ACTIVITY
Could every line of the data be printed exactly as it reads?
++++ DATA SHOWN
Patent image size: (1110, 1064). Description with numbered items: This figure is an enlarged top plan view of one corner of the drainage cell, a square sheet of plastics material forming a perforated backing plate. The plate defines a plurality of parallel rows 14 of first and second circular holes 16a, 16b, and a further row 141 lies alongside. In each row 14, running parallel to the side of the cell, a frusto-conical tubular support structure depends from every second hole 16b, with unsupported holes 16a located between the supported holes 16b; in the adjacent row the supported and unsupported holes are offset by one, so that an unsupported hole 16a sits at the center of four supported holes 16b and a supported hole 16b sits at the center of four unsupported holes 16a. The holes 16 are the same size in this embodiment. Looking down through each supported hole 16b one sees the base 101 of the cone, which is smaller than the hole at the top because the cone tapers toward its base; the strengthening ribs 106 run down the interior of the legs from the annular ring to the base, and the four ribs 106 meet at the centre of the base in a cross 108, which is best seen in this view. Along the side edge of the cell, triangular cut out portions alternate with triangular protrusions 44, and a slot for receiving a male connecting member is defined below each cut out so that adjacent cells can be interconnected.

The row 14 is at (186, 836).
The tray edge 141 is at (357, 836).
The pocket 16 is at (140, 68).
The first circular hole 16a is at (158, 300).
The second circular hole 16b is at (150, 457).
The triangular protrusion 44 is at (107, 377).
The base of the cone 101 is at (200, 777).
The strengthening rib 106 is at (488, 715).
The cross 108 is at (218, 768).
++++++++
OUTPUT OF THE EXERCISE
Patent image size: (1110, 1064). Description with numbered items: This figure is an enlarged top plan view of one corner of the drainage cell, a square sheet of plastics material forming a perforated backing plate. The plate defines a plurality of parallel rows 14 of first and second circular holes 16a, 16b, and a further row 141 lies alongside. In each row 14, running parallel to the side of the cell, a frusto-conical tubular support structure depends from every second hole 16b, with unsupported holes 16a located between the supported holes 16b; in the adjacent row the supported and unsupported holes are offset by one, so that an unsupported hole 16a sits at the center of four supported holes 16b and a supported hole 16b sits at the center of four unsupported holes 16a. The holes 16 are the same size in this embodiment. Looking down through each supported hole 16b one sees the base 101 of the cone, which is smaller than the hole at the top because the cone tapers toward its base; the strengthening ribs 106 run down the interior of the legs from the annular ring to the base, and the four ribs 106 meet at the centre of the base in a cross 108, which is best seen in this view. Along the side edge of the cell, triangular cut out portions alternate with triangular protrusions 44, and a slot for receiving a male connecting member is defined below each cut out so that adjacent cells can be interconnected.

The row 14 is at (186, 836).
The tray edge 141 is at (357, 836).
The pocket 16 is at (140, 68).
The first circular hole 16a is at (158, 300).
The second circular hole 16b is at (150, 457).
The triangular protrusion 44 is at (107, 377).
The base of the cone 101 is at (200, 777).
The strengthening rib 106 is at (488, 715).
The cross 108 is at (218, 768).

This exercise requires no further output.